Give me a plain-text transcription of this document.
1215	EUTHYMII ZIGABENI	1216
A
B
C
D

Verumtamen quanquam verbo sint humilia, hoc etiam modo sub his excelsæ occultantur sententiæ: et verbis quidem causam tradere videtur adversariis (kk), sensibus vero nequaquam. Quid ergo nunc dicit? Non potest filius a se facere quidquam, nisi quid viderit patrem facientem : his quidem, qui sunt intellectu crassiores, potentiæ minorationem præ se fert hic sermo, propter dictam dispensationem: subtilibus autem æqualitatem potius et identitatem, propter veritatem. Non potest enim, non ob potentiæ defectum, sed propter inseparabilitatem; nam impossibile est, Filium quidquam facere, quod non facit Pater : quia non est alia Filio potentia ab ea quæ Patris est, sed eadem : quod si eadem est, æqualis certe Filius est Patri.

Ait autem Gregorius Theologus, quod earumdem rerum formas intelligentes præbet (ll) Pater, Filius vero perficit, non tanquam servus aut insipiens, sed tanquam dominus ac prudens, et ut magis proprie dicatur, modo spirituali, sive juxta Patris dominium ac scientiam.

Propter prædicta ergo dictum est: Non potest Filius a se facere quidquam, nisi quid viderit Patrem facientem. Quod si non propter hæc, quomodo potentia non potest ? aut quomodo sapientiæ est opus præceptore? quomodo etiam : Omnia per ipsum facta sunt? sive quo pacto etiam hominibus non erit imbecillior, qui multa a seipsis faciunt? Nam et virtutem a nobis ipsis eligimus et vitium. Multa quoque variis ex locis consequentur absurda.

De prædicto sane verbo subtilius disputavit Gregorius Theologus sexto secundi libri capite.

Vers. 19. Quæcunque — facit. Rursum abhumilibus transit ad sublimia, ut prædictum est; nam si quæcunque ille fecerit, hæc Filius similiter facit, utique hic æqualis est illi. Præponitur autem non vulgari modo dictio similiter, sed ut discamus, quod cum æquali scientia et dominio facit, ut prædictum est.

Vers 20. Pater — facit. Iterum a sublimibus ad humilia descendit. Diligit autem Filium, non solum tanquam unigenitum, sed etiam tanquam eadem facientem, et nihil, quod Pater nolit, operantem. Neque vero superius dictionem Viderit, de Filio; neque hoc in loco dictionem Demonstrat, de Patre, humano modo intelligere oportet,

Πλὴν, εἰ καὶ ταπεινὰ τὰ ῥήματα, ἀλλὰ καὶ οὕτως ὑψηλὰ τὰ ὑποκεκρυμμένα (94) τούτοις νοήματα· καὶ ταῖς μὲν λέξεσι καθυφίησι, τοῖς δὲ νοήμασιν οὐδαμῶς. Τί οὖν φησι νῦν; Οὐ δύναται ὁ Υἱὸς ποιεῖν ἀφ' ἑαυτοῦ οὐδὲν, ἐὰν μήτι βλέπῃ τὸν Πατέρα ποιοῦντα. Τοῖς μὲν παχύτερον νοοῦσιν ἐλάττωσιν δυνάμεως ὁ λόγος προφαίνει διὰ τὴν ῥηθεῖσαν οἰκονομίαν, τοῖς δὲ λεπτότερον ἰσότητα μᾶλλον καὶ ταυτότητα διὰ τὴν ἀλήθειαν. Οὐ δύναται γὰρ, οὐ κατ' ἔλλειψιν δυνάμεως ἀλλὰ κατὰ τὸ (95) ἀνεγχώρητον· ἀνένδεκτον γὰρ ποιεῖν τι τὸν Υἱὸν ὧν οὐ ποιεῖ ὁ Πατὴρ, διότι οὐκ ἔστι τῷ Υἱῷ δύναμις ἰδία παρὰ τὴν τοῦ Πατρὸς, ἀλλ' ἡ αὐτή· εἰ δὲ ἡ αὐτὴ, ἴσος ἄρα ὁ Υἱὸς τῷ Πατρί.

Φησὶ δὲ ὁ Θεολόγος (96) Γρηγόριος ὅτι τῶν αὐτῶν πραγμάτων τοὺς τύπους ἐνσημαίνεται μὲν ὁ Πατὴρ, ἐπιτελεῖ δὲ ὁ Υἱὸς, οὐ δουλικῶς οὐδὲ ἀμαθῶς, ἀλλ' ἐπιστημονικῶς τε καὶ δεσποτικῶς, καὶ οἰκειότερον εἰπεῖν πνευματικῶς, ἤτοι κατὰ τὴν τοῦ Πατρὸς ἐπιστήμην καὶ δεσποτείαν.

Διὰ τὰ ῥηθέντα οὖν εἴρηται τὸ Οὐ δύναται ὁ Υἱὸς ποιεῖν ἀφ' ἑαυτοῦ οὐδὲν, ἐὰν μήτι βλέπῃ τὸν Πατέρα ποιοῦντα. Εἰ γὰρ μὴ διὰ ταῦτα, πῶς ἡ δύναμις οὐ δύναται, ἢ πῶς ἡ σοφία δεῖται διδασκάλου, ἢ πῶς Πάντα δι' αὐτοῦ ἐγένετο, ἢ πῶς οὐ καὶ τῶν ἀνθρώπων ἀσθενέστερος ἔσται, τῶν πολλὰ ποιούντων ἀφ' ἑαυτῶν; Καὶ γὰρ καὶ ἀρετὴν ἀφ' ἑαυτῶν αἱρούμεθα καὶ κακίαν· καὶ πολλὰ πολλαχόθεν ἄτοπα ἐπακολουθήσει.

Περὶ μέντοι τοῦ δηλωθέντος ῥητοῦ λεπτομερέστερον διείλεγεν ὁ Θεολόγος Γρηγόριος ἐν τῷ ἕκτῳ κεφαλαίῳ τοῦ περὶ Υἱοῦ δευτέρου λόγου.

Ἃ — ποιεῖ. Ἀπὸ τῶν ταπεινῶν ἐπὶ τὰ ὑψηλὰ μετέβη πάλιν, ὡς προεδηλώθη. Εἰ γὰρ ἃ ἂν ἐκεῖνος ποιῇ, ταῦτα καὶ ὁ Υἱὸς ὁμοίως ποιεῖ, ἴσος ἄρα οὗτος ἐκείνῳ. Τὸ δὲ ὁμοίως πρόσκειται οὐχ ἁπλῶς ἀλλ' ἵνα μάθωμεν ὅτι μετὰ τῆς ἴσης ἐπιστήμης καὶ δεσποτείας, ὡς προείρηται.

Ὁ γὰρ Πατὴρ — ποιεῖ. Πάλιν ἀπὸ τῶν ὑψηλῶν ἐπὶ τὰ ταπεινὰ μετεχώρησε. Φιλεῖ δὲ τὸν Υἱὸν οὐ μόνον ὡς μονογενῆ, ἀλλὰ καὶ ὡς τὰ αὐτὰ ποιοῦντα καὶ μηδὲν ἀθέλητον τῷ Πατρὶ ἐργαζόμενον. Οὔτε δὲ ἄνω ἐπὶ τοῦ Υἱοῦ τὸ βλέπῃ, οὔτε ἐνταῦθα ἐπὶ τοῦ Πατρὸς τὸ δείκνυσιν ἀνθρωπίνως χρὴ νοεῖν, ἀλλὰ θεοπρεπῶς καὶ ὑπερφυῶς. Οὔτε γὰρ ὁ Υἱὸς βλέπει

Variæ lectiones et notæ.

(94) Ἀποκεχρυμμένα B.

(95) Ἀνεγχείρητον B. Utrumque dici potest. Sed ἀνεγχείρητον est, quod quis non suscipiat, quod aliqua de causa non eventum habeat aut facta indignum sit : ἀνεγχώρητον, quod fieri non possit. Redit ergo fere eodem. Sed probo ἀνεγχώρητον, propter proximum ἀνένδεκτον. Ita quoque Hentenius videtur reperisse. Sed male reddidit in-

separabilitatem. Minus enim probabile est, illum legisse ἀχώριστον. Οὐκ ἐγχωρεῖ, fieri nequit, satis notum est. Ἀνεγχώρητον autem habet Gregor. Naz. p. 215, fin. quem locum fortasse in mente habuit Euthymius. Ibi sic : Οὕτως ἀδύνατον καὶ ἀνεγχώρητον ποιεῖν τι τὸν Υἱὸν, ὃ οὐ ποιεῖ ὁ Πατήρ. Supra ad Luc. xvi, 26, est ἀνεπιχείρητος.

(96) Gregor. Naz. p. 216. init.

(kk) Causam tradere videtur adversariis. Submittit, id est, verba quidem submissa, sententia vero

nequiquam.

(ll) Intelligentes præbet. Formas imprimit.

----

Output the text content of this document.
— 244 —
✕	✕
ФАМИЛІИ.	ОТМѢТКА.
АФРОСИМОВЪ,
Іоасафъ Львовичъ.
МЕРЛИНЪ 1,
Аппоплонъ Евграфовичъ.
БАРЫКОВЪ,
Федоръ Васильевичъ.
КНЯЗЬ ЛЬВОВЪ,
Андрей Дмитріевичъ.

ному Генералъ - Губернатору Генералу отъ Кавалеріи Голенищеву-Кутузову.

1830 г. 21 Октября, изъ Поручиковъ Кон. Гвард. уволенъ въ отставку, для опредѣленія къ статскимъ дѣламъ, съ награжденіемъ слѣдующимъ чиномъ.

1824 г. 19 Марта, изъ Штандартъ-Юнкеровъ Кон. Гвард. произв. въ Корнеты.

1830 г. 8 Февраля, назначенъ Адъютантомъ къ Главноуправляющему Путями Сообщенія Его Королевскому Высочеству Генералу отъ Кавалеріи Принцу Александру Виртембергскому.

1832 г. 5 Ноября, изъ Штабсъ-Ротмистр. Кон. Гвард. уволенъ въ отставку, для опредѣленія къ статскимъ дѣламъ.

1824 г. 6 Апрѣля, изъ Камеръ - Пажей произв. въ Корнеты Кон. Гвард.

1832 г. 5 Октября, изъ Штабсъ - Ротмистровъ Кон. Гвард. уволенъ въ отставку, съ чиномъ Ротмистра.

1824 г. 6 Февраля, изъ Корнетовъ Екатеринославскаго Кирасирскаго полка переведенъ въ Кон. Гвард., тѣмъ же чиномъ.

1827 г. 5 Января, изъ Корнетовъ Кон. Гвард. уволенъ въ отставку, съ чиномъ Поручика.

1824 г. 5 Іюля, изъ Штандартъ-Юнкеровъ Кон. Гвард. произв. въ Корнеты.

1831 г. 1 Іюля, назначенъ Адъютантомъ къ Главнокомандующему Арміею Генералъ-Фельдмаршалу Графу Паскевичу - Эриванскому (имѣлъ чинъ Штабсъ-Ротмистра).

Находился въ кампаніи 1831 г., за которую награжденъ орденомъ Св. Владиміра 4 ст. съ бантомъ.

----

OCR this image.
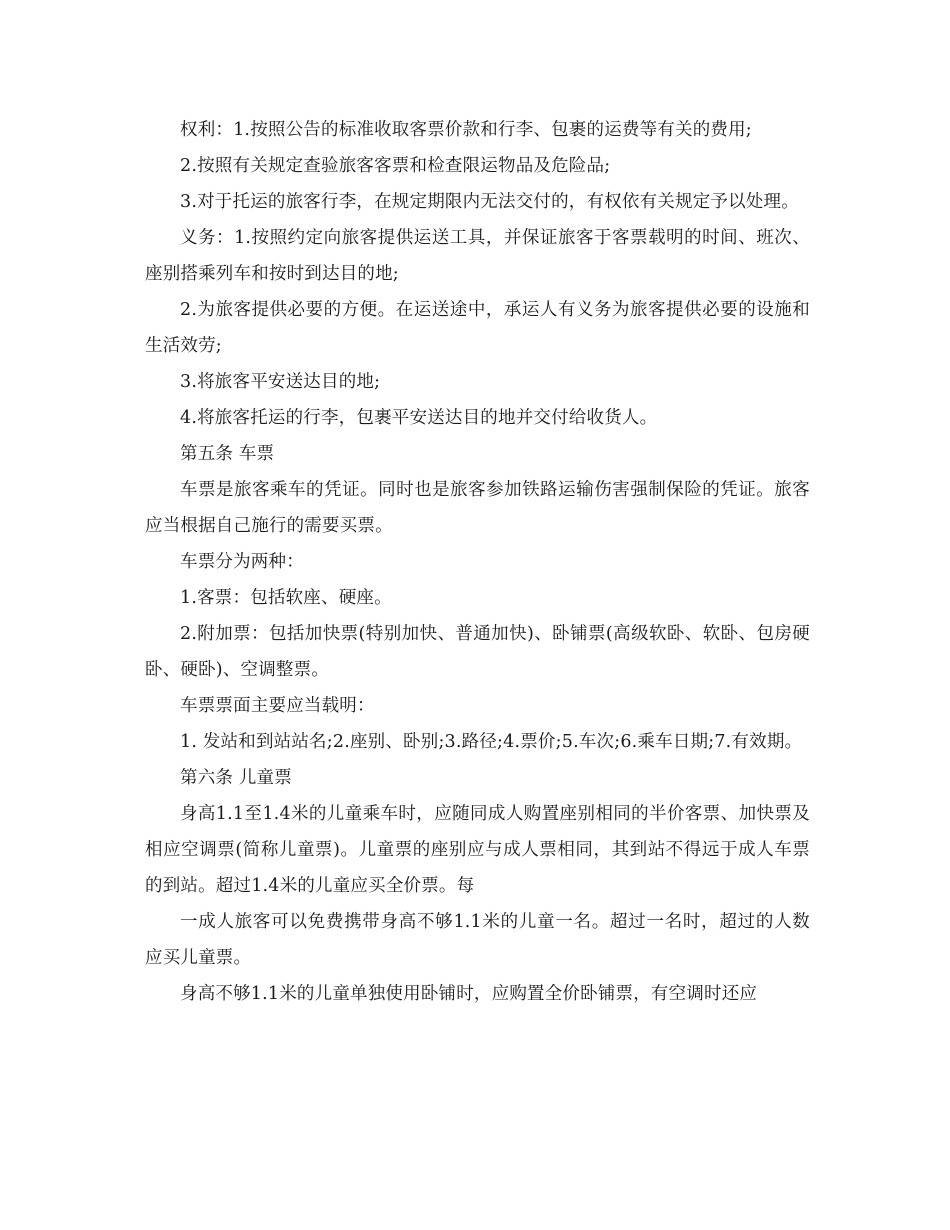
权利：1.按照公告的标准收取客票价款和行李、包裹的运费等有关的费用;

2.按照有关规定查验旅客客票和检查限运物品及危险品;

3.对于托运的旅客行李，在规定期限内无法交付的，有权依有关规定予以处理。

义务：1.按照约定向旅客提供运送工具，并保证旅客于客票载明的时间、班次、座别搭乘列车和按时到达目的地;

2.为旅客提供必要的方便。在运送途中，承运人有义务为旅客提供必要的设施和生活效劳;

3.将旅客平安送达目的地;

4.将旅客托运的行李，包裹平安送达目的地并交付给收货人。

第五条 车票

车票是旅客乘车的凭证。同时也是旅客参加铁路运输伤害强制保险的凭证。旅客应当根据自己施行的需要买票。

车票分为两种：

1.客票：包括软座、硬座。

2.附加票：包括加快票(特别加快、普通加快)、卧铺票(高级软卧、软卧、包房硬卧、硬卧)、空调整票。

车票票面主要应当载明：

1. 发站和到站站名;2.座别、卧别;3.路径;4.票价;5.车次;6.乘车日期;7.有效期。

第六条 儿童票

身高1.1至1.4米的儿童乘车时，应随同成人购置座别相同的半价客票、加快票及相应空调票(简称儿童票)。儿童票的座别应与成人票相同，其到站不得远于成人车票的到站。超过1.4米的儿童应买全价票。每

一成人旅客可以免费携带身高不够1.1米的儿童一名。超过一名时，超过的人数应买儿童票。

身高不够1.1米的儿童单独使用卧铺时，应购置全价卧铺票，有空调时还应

----

WHAT THE EXERCISE ASKS:
Return every line from the records above that holds the word "Штандартъ".

RESPONSE FOR THIS EXERCISE:
1824 г. 19 Марта, изъ Штандартъ-Юнкеровъ Кон. Гвард. произв. въ Корнеты.
1824 г. 5 Іюля, изъ Штандартъ-Юнкеровъ Кон. Гвард. произв. въ Корнеты.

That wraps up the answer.